▸ EXERCISE AIM
Copy each line of the entries beneath that contains the word "Email".

▸ TASK INPUT

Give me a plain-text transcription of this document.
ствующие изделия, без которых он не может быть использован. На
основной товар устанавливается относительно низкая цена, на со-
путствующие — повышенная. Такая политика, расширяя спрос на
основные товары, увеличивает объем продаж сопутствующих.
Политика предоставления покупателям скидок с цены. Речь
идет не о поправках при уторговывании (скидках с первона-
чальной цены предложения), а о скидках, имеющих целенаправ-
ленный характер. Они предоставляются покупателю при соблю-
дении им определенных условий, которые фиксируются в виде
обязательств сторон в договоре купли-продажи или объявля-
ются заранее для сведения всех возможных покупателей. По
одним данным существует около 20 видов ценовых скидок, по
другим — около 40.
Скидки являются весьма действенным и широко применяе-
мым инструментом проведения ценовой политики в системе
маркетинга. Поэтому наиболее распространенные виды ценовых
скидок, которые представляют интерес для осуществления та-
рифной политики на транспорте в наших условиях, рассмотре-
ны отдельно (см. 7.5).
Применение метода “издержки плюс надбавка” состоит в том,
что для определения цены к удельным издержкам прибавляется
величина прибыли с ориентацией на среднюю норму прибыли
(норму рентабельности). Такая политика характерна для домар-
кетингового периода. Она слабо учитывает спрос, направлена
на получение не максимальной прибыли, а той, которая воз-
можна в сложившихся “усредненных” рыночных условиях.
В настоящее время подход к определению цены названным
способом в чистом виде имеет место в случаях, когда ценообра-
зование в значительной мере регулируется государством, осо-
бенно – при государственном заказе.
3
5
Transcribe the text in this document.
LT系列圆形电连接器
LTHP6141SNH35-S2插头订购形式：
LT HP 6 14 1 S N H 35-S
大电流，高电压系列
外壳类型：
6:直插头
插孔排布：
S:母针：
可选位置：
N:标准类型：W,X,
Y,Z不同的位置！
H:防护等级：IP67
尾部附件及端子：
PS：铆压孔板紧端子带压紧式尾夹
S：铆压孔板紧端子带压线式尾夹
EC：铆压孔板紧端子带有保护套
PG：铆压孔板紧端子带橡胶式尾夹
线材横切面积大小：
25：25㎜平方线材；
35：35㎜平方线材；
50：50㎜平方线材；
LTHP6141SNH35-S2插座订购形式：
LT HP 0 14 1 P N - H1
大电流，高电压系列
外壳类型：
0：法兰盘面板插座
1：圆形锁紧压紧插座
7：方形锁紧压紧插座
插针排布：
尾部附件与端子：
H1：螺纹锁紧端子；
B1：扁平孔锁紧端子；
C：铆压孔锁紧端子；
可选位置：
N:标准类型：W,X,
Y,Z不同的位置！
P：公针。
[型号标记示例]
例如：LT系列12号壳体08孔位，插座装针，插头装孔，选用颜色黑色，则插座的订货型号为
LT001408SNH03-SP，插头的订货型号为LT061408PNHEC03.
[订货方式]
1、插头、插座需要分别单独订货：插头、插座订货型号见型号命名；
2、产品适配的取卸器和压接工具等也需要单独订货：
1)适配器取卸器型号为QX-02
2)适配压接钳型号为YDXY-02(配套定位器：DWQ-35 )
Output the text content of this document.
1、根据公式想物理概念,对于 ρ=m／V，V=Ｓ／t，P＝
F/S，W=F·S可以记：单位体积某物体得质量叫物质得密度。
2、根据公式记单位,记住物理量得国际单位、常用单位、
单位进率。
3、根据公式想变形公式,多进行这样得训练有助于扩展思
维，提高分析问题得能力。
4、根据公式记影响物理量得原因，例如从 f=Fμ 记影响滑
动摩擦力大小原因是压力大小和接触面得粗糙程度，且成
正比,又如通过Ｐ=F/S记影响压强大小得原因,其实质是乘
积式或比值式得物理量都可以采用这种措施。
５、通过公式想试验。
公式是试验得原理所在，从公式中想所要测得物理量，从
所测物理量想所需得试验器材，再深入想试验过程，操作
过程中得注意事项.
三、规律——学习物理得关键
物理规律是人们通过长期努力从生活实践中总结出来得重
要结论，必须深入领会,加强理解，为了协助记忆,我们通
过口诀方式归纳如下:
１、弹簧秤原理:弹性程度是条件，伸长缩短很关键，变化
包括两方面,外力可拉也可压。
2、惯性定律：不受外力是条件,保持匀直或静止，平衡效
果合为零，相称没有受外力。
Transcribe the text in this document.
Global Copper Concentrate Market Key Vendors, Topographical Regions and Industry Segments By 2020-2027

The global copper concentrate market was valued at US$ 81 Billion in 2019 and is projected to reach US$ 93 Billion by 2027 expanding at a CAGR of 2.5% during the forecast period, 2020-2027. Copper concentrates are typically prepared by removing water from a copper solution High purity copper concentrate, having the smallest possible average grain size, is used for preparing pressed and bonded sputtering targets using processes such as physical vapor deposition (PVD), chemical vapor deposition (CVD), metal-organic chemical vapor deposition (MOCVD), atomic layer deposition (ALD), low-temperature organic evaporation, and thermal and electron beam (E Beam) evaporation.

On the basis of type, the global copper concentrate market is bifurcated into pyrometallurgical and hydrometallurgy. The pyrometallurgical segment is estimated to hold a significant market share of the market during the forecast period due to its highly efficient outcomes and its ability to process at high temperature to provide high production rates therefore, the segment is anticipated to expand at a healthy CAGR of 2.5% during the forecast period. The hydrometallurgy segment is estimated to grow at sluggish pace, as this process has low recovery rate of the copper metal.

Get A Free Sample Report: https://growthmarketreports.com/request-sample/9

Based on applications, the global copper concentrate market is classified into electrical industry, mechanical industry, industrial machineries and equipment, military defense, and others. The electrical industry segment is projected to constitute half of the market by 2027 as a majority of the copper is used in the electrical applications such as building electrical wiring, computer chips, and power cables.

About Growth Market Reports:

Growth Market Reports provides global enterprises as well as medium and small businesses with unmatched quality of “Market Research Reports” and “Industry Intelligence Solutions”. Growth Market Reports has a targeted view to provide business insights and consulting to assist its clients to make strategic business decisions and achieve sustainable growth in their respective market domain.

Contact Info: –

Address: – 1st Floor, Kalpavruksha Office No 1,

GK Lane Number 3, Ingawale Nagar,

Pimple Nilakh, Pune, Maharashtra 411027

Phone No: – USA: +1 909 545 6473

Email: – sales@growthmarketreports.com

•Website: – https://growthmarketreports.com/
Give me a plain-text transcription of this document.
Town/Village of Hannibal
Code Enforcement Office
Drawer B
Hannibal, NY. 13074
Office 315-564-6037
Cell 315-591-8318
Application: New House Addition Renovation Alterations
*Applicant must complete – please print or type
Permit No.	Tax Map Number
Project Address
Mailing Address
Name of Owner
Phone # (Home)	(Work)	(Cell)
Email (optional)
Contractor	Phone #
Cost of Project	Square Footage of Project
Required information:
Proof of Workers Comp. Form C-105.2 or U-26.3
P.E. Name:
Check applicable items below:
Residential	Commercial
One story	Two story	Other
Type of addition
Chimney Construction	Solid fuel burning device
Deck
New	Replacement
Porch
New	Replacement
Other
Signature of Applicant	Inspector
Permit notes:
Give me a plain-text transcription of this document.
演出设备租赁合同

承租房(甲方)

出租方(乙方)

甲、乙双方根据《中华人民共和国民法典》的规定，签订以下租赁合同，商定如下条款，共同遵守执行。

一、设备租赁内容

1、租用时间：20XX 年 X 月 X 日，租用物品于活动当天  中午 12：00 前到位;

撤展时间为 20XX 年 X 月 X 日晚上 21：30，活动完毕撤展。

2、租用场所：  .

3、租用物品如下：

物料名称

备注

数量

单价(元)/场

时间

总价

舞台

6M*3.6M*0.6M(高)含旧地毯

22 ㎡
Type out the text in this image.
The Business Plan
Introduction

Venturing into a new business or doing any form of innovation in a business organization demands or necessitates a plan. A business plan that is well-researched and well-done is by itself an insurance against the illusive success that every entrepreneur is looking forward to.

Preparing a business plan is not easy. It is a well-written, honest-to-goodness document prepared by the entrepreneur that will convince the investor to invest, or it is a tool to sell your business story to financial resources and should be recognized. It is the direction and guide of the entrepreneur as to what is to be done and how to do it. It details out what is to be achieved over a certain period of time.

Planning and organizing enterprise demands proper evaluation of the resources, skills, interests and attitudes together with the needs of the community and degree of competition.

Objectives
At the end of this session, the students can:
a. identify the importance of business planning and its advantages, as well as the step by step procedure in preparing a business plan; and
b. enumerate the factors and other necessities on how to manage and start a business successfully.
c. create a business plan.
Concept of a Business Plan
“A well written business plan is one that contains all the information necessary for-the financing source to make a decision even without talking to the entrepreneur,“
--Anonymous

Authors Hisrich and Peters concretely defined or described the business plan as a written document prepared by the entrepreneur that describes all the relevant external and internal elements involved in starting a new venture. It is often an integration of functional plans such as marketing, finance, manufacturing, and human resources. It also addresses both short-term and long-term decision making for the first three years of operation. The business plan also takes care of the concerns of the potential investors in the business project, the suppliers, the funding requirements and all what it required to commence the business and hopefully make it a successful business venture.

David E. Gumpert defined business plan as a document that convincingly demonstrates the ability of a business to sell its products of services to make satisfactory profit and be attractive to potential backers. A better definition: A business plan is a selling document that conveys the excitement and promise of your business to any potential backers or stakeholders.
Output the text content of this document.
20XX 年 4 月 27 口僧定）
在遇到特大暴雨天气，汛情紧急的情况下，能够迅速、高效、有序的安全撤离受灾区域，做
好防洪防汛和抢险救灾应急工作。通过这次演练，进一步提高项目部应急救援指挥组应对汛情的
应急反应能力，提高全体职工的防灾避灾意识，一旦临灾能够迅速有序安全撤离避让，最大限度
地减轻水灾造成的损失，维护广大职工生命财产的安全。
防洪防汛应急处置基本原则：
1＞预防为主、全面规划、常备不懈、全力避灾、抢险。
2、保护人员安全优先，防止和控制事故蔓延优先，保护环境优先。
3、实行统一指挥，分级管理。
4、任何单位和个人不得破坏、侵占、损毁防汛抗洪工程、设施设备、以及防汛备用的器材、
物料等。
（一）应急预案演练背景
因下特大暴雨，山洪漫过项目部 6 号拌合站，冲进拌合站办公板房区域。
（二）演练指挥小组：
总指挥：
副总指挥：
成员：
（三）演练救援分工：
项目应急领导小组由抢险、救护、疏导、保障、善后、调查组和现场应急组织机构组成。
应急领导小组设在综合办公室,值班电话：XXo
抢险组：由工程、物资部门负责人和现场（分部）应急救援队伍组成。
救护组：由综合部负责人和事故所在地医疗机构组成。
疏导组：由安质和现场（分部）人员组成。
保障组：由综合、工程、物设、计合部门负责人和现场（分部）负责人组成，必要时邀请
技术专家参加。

▸ RESPONSE TO THE EXERCISE
Email: – sales@growthmarketreports.com
Email (optional)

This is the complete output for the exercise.